◆ What you will do ◆
Extract every line below that contains the word "Write".

--- START Records for the exercise ---

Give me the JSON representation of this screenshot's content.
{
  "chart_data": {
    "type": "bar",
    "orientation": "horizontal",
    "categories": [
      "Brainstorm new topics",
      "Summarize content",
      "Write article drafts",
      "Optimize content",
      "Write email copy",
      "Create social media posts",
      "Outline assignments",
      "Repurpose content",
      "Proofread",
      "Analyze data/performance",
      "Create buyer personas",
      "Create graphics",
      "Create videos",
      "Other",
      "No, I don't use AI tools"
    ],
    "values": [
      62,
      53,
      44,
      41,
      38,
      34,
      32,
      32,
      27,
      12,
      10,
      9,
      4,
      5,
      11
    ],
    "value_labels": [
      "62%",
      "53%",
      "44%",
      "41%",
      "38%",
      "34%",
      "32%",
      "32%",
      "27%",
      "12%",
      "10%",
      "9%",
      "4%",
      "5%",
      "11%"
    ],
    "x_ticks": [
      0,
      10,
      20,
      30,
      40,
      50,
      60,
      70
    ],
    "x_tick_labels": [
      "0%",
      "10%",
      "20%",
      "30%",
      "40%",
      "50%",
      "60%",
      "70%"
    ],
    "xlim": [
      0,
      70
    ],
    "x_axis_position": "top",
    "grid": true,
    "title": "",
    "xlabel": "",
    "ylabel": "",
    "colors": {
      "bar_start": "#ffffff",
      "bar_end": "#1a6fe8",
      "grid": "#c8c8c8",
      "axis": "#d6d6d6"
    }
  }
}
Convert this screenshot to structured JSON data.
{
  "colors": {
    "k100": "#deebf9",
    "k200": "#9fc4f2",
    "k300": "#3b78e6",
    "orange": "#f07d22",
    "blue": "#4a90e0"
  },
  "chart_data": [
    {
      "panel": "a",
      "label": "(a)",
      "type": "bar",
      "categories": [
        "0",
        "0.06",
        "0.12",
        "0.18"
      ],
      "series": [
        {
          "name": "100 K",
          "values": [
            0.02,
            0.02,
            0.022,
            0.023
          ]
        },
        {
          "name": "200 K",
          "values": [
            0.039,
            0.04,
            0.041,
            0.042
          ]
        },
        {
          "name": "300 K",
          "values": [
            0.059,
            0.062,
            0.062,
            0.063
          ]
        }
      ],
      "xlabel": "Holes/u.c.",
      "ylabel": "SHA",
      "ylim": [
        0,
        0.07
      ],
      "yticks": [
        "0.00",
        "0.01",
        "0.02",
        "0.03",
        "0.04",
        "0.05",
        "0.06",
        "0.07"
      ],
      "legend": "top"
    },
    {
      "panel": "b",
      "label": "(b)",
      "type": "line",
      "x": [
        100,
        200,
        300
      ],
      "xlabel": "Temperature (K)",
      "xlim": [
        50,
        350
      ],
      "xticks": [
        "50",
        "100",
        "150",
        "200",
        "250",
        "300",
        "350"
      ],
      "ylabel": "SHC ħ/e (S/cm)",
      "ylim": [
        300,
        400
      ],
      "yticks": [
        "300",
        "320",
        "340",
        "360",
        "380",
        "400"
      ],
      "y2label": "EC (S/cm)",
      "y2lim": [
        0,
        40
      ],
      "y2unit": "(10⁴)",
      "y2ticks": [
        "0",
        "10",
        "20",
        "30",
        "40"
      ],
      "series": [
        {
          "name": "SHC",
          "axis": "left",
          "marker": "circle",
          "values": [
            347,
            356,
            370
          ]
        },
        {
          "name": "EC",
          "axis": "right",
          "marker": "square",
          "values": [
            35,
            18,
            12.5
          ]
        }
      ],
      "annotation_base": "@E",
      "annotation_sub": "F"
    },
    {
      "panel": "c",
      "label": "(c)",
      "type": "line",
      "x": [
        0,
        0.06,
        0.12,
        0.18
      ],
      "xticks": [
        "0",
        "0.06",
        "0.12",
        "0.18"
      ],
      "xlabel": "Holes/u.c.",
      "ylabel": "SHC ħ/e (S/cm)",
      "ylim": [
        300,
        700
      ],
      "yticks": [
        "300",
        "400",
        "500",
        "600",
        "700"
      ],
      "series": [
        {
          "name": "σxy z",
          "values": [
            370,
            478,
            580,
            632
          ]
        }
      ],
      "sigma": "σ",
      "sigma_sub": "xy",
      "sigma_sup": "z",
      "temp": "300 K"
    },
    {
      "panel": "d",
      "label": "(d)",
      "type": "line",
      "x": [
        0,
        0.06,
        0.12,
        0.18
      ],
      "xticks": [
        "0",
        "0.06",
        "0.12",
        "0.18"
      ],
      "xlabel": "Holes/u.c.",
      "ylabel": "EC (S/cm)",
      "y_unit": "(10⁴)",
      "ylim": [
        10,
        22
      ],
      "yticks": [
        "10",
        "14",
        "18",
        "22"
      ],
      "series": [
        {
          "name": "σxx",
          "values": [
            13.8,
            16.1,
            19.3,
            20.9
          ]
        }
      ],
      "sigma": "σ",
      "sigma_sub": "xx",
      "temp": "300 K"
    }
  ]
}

--- END Records for the exercise ---

◆ Exercise solution ◆
      "Write article drafts",
      "Write email copy",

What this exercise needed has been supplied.